Pictures do not belong in the copy, so please give every entry below again exactly.

___ DATASET RECORDS

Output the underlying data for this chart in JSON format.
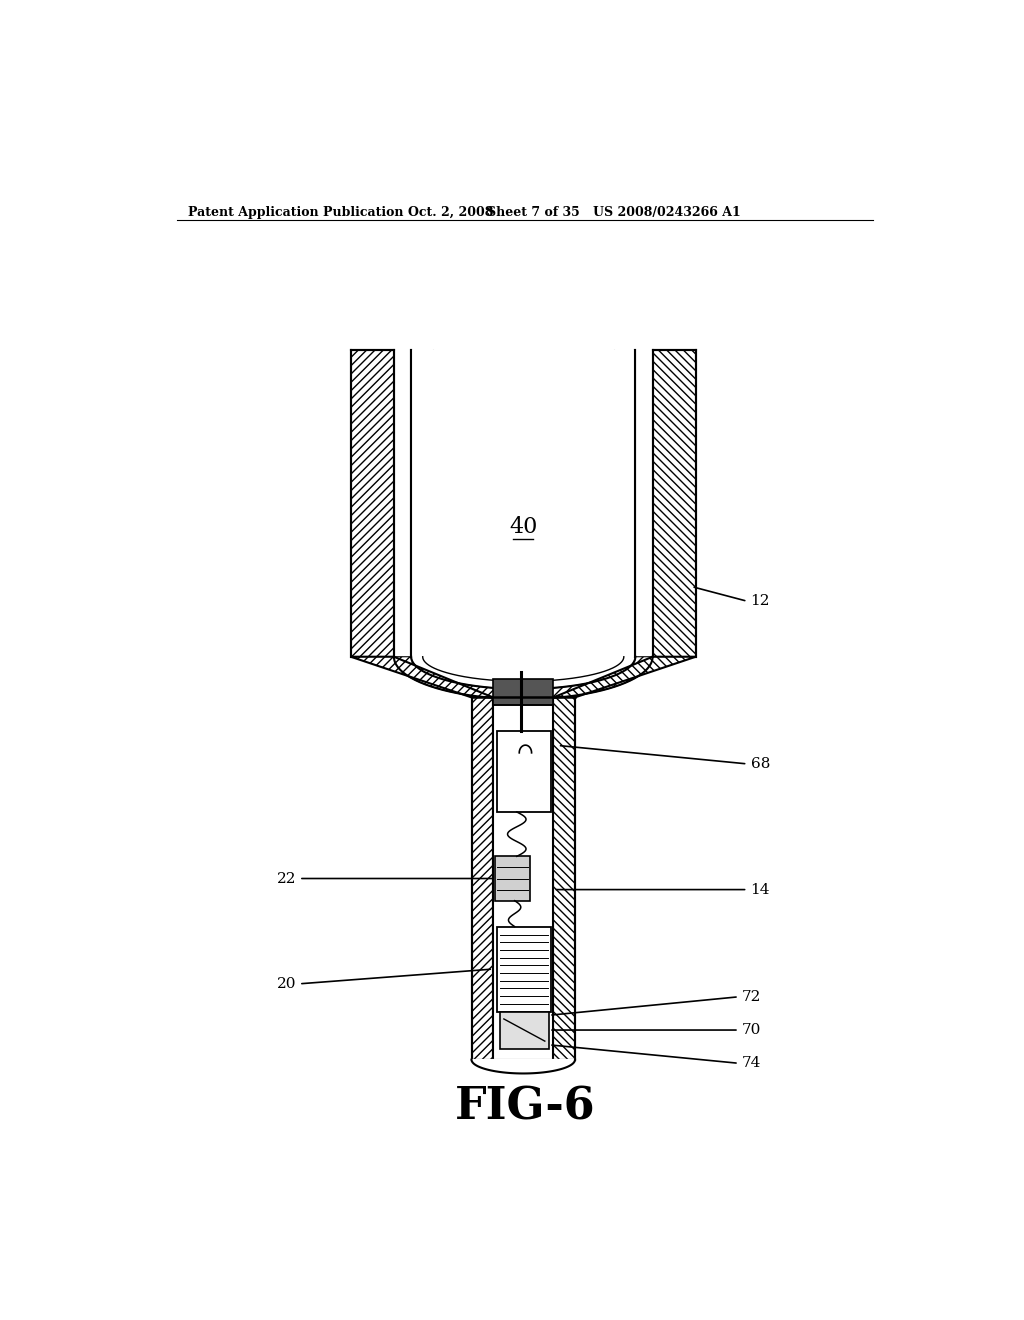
{
  "title_left": "Patent Application Publication",
  "title_date": "Oct. 2, 2008",
  "title_sheet": "Sheet 7 of 35",
  "title_patent": "US 2008/0243266 A1",
  "fig_label": "FIG-6",
  "bg_color": "#ffffff",
  "line_color": "#000000",
  "label_40": "40",
  "label_12": "12",
  "label_68": "68",
  "label_22": "22",
  "label_14": "14",
  "label_20": "20",
  "label_72": "72",
  "label_70": "70",
  "label_74": "74"
}
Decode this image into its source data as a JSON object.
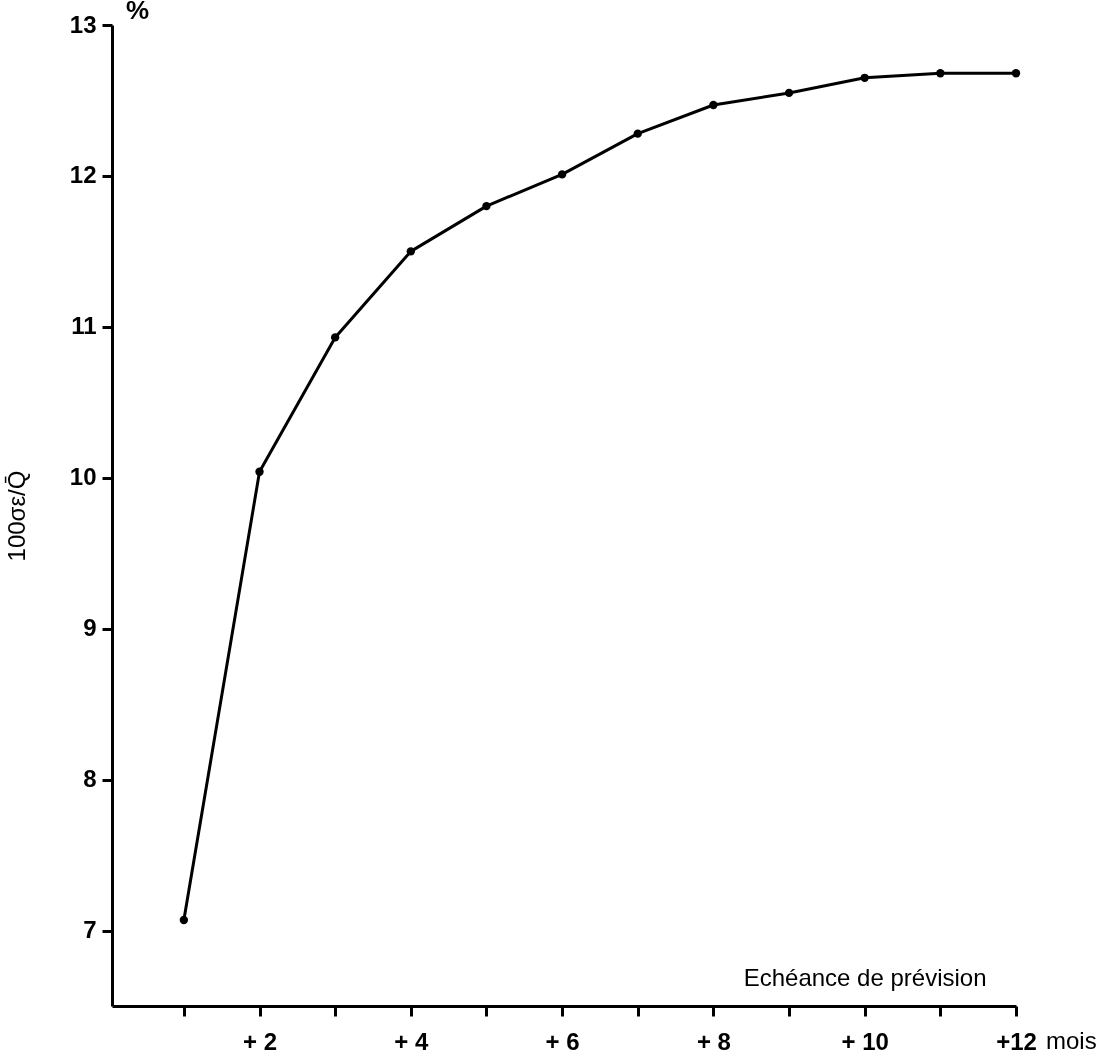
{
  "chart_data": {
    "type": "line",
    "xlabel": "Echéance de prévision",
    "ylabel": "100σε/Q̄",
    "annotations": [
      "%",
      "mois"
    ],
    "x": [
      1,
      2,
      3,
      4,
      5,
      6,
      7,
      8,
      9,
      10,
      11,
      12
    ],
    "series": [
      {
        "color": "#000000",
        "values": [
          7.07,
          10.04,
          10.93,
          11.5,
          11.8,
          12.01,
          12.28,
          12.47,
          12.55,
          12.65,
          12.68,
          12.68
        ]
      }
    ],
    "xlim": [
      0.05,
      12
    ],
    "ylim": [
      6.5,
      13
    ],
    "xticks": [
      {
        "value": 1,
        "label": null
      },
      {
        "value": 2,
        "label": "+ 2"
      },
      {
        "value": 3,
        "label": null
      },
      {
        "value": 4,
        "label": "+ 4"
      },
      {
        "value": 5,
        "label": null
      },
      {
        "value": 6,
        "label": "+ 6"
      },
      {
        "value": 7,
        "label": null
      },
      {
        "value": 8,
        "label": "+ 8"
      },
      {
        "value": 9,
        "label": null
      },
      {
        "value": 10,
        "label": "+ 10"
      },
      {
        "value": 11,
        "label": null
      },
      {
        "value": 12,
        "label": "+12"
      }
    ],
    "yticks": [
      7,
      8,
      9,
      10,
      11,
      12,
      13
    ],
    "grid": false,
    "marker": "circle",
    "line_style": "solid"
  }
}
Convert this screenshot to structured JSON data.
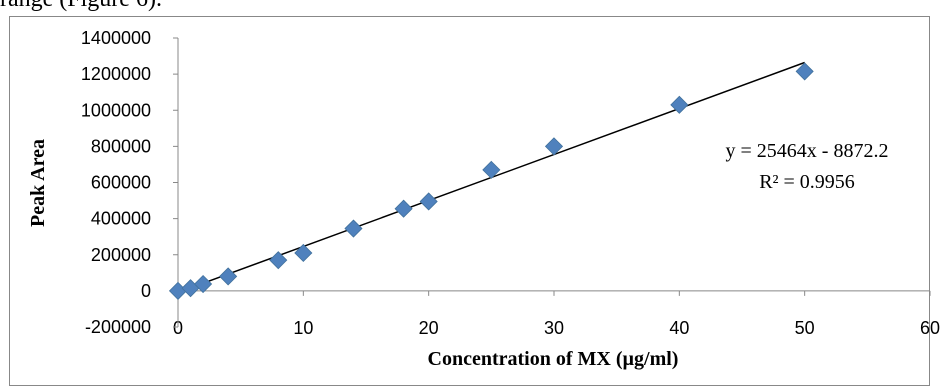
{
  "page": {
    "text_fragment": "range (Figure 6)."
  },
  "chart_data": {
    "type": "scatter",
    "title": "",
    "xlabel": "Concentration of MX (µg/ml)",
    "ylabel": "Peak Area",
    "xlim": [
      0,
      60
    ],
    "ylim": [
      -200000,
      1400000
    ],
    "x_ticks": [
      0,
      10,
      20,
      30,
      40,
      50,
      60
    ],
    "y_ticks": [
      -200000,
      0,
      200000,
      400000,
      600000,
      800000,
      1000000,
      1200000,
      1400000
    ],
    "grid": false,
    "legend": "none",
    "marker": "diamond",
    "marker_color": "#4F81BD",
    "line_color": "#000000",
    "points": [
      {
        "x": 0,
        "y": 0
      },
      {
        "x": 1,
        "y": 15000
      },
      {
        "x": 2,
        "y": 38000
      },
      {
        "x": 4,
        "y": 80000
      },
      {
        "x": 8,
        "y": 170000
      },
      {
        "x": 10,
        "y": 210000
      },
      {
        "x": 14,
        "y": 345000
      },
      {
        "x": 18,
        "y": 455000
      },
      {
        "x": 20,
        "y": 495000
      },
      {
        "x": 25,
        "y": 670000
      },
      {
        "x": 30,
        "y": 800000
      },
      {
        "x": 40,
        "y": 1030000
      },
      {
        "x": 50,
        "y": 1215000
      }
    ],
    "trendline": {
      "slope": 25464,
      "intercept": -8872.2,
      "x_range": [
        0,
        50
      ]
    },
    "annotations": {
      "equation": "y = 25464x - 8872.2",
      "r_squared": "R² = 0.9956"
    }
  }
}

______

### [REPLY TO THE EXERCISE]
Output the underlying data for this chart in JSON format.
{
  "title_left": "Patent Application Publication",
  "title_date": "Oct. 2, 2008",
  "title_sheet": "Sheet 7 of 35",
  "title_patent": "US 2008/0243266 A1",
  "fig_label": "FIG-6",
  "bg_color": "#ffffff",
  "line_color": "#000000",
  "label_40": "40",
  "label_12": "12",
  "label_68": "68",
  "label_22": "22",
  "label_14": "14",
  "label_20": "20",
  "label_72": "72",
  "label_70": "70",
  "label_74": "74"
}
Decode this image into its source data as a JSON object.
{
  "chart_data": {
    "type": "line",
    "xlabel": "Echéance de prévision",
    "ylabel": "100σε/Q̄",
    "annotations": [
      "%",
      "mois"
    ],
    "x": [
      1,
      2,
      3,
      4,
      5,
      6,
      7,
      8,
      9,
      10,
      11,
      12
    ],
    "series": [
      {
        "color": "#000000",
        "values": [
          7.07,
          10.04,
          10.93,
          11.5,
          11.8,
          12.01,
          12.28,
          12.47,
          12.55,
          12.65,
          12.68,
          12.68
        ]
      }
    ],
    "xlim": [
      0.05,
      12
    ],
    "ylim": [
      6.5,
      13
    ],
    "xticks": [
      {
        "value": 1,
        "label": null
      },
      {
        "value": 2,
        "label": "+ 2"
      },
      {
        "value": 3,
        "label": null
      },
      {
        "value": 4,
        "label": "+ 4"
      },
      {
        "value": 5,
        "label": null
      },
      {
        "value": 6,
        "label": "+ 6"
      },
      {
        "value": 7,
        "label": null
      },
      {
        "value": 8,
        "label": "+ 8"
      },
      {
        "value": 9,
        "label": null
      },
      {
        "value": 10,
        "label": "+ 10"
      },
      {
        "value": 11,
        "label": null
      },
      {
        "value": 12,
        "label": "+12"
      }
    ],
    "yticks": [
      7,
      8,
      9,
      10,
      11,
      12,
      13
    ],
    "grid": false,
    "marker": "circle",
    "line_style": "solid"
  }
}
Convert this screenshot to structured JSON data.
{
  "page": {
    "text_fragment": "range (Figure 6)."
  },
  "chart_data": {
    "type": "scatter",
    "title": "",
    "xlabel": "Concentration of MX (µg/ml)",
    "ylabel": "Peak Area",
    "xlim": [
      0,
      60
    ],
    "ylim": [
      -200000,
      1400000
    ],
    "x_ticks": [
      0,
      10,
      20,
      30,
      40,
      50,
      60
    ],
    "y_ticks": [
      -200000,
      0,
      200000,
      400000,
      600000,
      800000,
      1000000,
      1200000,
      1400000
    ],
    "grid": false,
    "legend": "none",
    "marker": "diamond",
    "marker_color": "#4F81BD",
    "line_color": "#000000",
    "points": [
      {
        "x": 0,
        "y": 0
      },
      {
        "x": 1,
        "y": 15000
      },
      {
        "x": 2,
        "y": 38000
      },
      {
        "x": 4,
        "y": 80000
      },
      {
        "x": 8,
        "y": 170000
      },
      {
        "x": 10,
        "y": 210000
      },
      {
        "x": 14,
        "y": 345000
      },
      {
        "x": 18,
        "y": 455000
      },
      {
        "x": 20,
        "y": 495000
      },
      {
        "x": 25,
        "y": 670000
      },
      {
        "x": 30,
        "y": 800000
      },
      {
        "x": 40,
        "y": 1030000
      },
      {
        "x": 50,
        "y": 1215000
      }
    ],
    "trendline": {
      "slope": 25464,
      "intercept": -8872.2,
      "x_range": [
        0,
        50
      ]
    },
    "annotations": {
      "equation": "y = 25464x - 8872.2",
      "r_squared": "R² = 0.9956"
    }
  }
}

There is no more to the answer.